→ **Short exercise**
Scan the listing below and copy every line holding "SERVICIOS".

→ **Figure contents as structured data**
* start *

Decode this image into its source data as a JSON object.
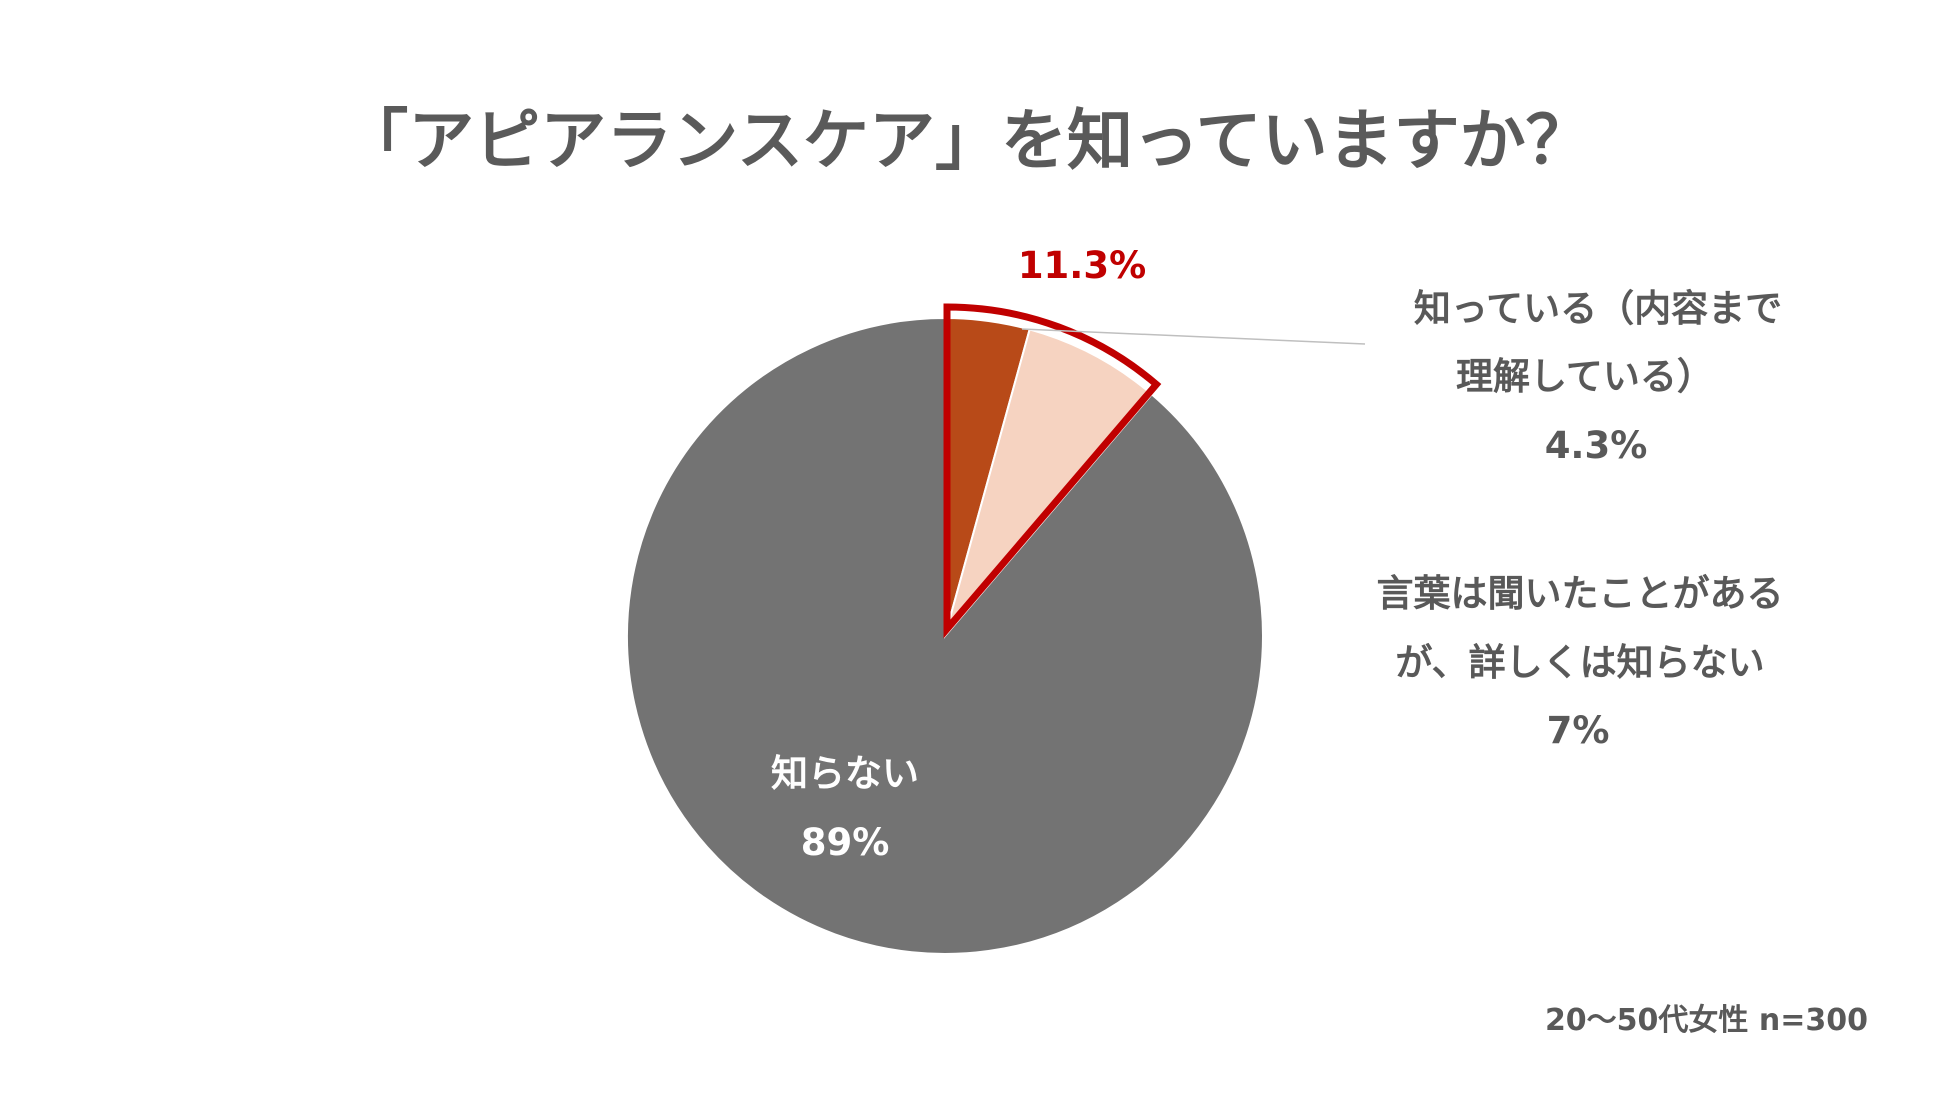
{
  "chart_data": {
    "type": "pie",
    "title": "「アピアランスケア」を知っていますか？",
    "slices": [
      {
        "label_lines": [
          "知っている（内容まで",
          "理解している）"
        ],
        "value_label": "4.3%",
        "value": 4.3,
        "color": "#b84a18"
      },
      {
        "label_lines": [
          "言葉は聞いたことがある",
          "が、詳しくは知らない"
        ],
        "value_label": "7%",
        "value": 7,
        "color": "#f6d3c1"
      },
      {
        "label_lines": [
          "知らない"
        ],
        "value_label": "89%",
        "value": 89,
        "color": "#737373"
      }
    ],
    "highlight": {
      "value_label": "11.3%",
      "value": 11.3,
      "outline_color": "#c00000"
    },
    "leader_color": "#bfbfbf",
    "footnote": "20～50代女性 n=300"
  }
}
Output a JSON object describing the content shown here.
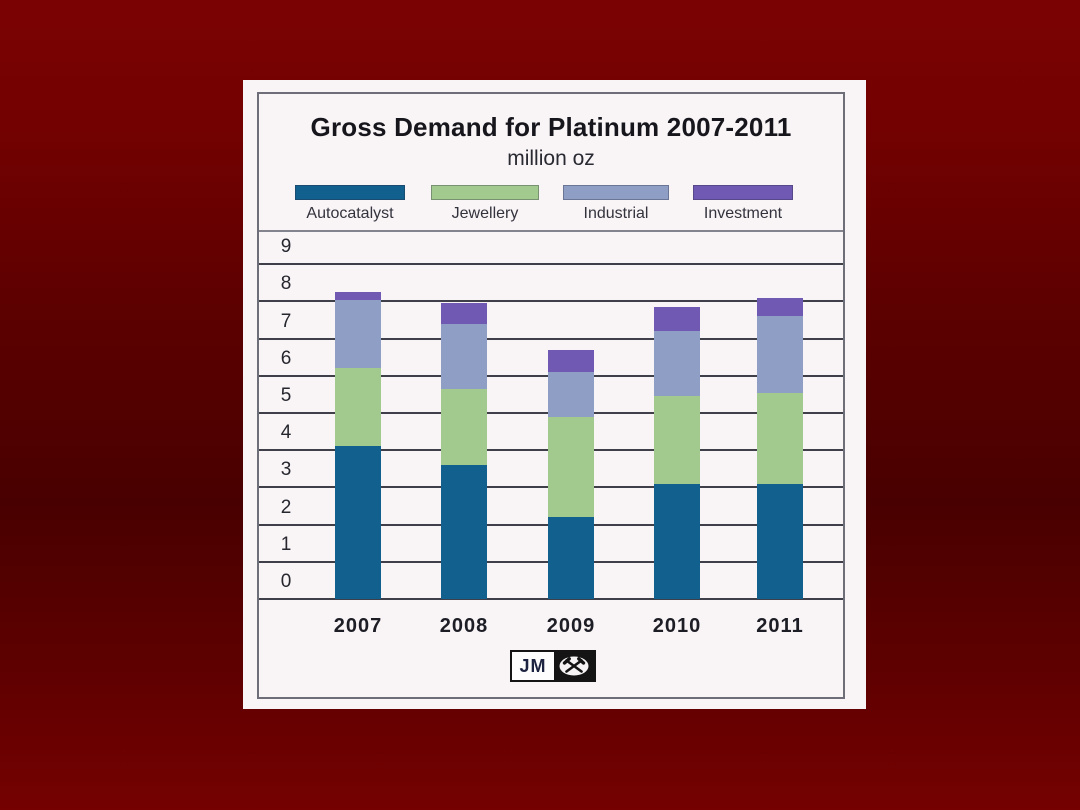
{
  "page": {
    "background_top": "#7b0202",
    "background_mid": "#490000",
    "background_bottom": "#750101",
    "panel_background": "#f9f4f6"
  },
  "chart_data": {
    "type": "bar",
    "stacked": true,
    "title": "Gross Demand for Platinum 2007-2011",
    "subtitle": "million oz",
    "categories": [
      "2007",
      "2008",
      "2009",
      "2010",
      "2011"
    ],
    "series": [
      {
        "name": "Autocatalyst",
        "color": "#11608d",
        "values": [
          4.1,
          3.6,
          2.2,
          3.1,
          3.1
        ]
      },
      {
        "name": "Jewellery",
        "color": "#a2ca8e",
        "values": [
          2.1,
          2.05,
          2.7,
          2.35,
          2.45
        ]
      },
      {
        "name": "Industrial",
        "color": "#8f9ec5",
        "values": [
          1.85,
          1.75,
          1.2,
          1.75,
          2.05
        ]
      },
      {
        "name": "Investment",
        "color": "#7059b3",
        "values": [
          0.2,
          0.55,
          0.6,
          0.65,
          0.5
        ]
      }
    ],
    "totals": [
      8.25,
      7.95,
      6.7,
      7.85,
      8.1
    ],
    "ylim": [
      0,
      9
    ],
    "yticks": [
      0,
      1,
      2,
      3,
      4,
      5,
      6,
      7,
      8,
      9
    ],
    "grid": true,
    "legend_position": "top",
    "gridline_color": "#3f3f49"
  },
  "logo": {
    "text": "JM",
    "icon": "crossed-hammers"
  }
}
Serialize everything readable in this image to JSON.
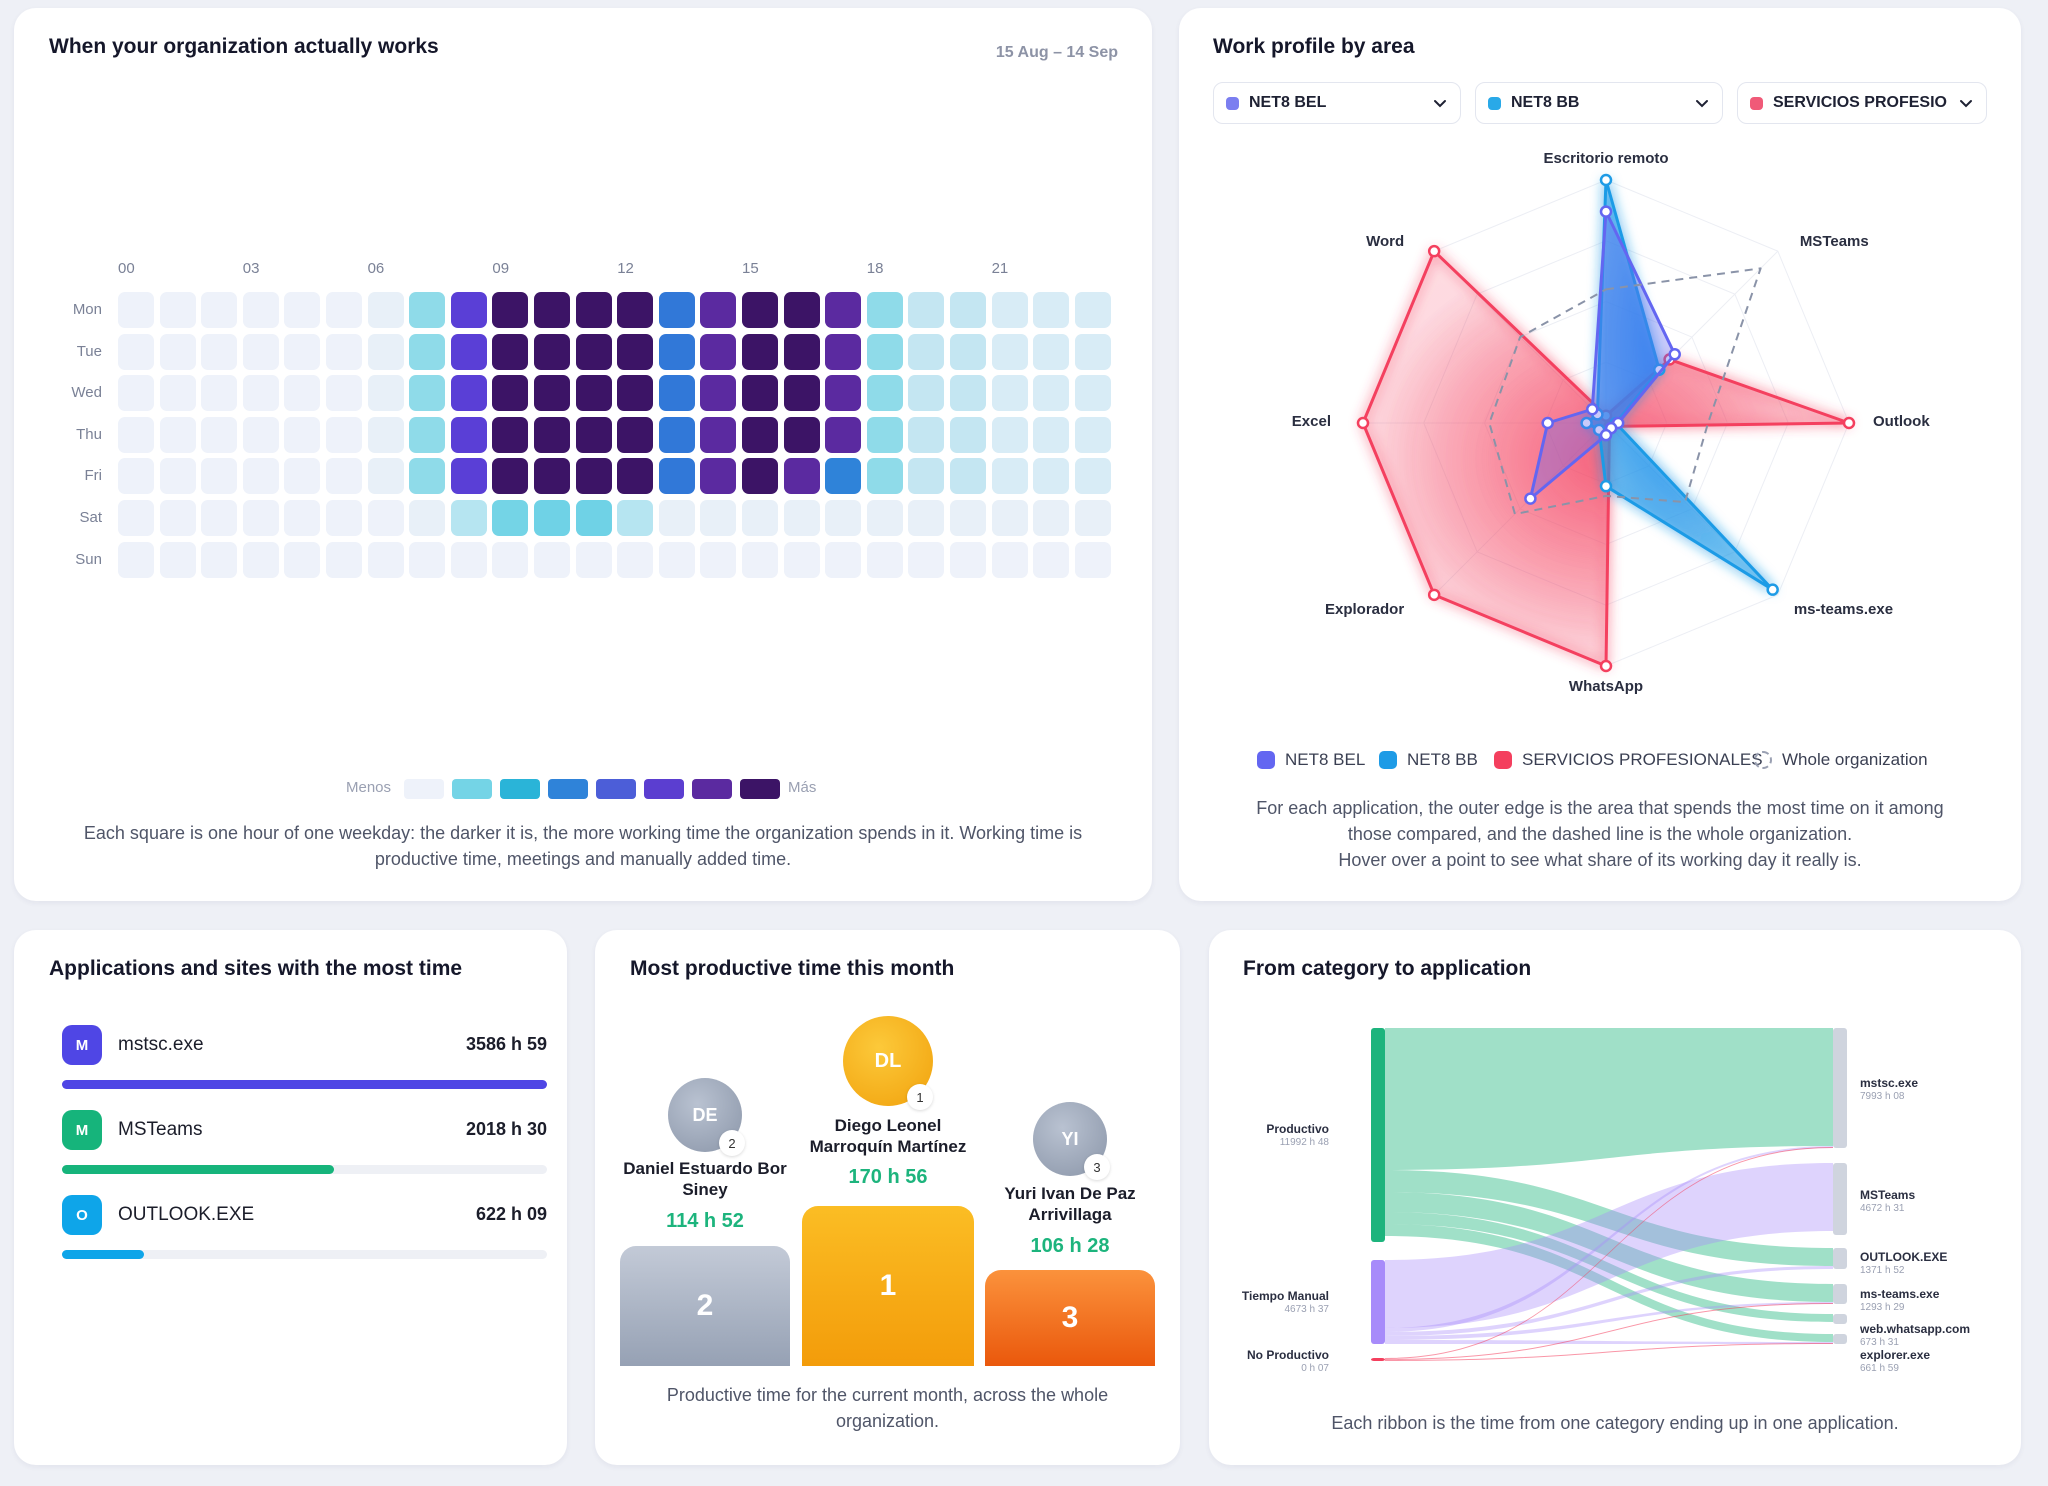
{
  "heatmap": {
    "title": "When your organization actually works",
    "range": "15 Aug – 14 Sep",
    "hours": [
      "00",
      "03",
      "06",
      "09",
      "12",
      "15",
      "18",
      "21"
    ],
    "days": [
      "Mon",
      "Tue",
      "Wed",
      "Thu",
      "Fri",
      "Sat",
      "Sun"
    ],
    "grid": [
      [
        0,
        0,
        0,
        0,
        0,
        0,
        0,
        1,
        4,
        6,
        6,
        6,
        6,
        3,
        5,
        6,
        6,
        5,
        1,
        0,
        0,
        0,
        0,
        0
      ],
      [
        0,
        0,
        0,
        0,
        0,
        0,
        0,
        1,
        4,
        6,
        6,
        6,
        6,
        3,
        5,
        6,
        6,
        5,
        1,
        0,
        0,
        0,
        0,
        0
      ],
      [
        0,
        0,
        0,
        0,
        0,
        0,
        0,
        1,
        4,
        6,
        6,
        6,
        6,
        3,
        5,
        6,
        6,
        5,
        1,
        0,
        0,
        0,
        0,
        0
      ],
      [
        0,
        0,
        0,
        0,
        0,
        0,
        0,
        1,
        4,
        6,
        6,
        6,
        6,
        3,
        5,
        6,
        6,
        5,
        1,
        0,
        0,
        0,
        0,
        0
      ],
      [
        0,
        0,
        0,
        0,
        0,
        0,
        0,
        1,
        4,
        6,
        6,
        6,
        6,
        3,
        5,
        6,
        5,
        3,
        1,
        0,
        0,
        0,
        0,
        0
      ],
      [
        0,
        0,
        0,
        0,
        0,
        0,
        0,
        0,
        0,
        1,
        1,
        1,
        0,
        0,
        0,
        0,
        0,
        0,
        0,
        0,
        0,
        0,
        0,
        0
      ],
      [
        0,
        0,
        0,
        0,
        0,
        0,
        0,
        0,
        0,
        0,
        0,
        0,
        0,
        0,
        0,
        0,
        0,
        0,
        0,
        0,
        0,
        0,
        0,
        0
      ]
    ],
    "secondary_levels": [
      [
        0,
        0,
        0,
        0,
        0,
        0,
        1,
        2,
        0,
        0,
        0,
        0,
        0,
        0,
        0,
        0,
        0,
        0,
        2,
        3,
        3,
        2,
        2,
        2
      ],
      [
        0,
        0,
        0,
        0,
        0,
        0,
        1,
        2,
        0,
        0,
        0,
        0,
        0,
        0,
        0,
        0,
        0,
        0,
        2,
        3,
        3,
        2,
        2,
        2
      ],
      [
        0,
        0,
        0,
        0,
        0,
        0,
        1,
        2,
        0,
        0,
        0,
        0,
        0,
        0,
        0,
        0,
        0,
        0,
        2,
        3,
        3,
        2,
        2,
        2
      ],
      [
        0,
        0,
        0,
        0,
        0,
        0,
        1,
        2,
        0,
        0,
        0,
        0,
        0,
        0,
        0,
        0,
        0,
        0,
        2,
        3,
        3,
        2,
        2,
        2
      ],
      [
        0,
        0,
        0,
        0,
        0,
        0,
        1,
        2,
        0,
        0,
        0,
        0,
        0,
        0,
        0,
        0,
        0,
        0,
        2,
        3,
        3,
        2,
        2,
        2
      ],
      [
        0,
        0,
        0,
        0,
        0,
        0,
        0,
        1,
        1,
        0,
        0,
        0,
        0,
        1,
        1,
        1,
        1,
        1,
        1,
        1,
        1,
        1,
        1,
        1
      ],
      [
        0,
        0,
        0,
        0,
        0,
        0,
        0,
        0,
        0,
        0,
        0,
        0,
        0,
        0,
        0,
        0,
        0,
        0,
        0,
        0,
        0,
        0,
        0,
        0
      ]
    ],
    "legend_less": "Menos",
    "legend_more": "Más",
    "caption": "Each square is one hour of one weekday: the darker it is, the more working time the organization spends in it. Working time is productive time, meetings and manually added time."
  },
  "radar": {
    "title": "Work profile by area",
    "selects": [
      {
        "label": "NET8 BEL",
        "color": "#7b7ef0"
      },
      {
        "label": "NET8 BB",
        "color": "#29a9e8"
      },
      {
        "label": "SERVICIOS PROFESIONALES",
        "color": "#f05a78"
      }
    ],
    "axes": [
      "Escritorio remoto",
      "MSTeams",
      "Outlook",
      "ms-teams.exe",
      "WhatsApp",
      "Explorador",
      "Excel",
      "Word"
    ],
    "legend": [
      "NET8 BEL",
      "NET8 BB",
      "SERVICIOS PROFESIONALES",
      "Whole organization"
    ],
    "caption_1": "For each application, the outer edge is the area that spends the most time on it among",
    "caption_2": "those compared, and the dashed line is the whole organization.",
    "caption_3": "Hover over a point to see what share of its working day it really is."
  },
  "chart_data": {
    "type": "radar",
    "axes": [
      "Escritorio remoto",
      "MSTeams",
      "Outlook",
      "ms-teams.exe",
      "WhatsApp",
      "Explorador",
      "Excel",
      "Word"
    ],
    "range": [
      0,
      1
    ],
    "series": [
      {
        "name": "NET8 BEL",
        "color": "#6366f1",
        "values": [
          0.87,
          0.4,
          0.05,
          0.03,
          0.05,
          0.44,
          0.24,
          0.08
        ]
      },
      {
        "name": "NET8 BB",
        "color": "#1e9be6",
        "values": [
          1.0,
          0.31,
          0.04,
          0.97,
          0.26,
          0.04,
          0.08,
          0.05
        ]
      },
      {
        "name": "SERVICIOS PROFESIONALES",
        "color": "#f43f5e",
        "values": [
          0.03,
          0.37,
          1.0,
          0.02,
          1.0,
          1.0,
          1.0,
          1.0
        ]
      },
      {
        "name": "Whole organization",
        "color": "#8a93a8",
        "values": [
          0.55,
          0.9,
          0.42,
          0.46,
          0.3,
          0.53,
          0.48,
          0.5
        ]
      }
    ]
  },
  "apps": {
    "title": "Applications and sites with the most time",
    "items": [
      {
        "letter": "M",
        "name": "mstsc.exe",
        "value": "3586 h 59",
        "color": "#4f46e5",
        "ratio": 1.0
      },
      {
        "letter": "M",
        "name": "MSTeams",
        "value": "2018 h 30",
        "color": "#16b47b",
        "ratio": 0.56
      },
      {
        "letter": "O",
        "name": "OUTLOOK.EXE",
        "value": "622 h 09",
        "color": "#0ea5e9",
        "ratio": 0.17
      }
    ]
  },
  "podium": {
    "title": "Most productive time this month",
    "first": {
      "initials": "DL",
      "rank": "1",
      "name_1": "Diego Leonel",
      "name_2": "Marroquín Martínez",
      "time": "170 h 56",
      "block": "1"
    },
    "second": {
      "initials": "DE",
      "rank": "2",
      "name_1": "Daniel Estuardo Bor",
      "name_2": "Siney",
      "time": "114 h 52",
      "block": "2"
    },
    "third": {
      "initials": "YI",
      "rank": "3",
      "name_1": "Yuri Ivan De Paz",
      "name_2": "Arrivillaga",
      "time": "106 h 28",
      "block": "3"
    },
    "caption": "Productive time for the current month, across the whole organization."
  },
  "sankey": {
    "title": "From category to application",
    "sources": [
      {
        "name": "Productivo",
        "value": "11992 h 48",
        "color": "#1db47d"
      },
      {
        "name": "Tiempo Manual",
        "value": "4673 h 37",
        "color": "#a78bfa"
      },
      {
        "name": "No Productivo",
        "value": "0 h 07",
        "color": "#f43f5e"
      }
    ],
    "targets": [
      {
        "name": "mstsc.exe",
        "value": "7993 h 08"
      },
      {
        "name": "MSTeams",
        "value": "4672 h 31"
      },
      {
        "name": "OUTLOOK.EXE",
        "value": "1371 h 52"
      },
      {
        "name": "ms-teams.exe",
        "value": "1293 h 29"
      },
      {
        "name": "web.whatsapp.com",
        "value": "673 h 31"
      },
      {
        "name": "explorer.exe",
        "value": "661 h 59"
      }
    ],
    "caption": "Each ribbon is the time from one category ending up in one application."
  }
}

* end *

→ **Correct result**
        "label": "SERVICIOS PROFESIONALES",
      "SERVICIOS PROFESIONALES",
        "name": "SERVICIOS PROFESIONALES",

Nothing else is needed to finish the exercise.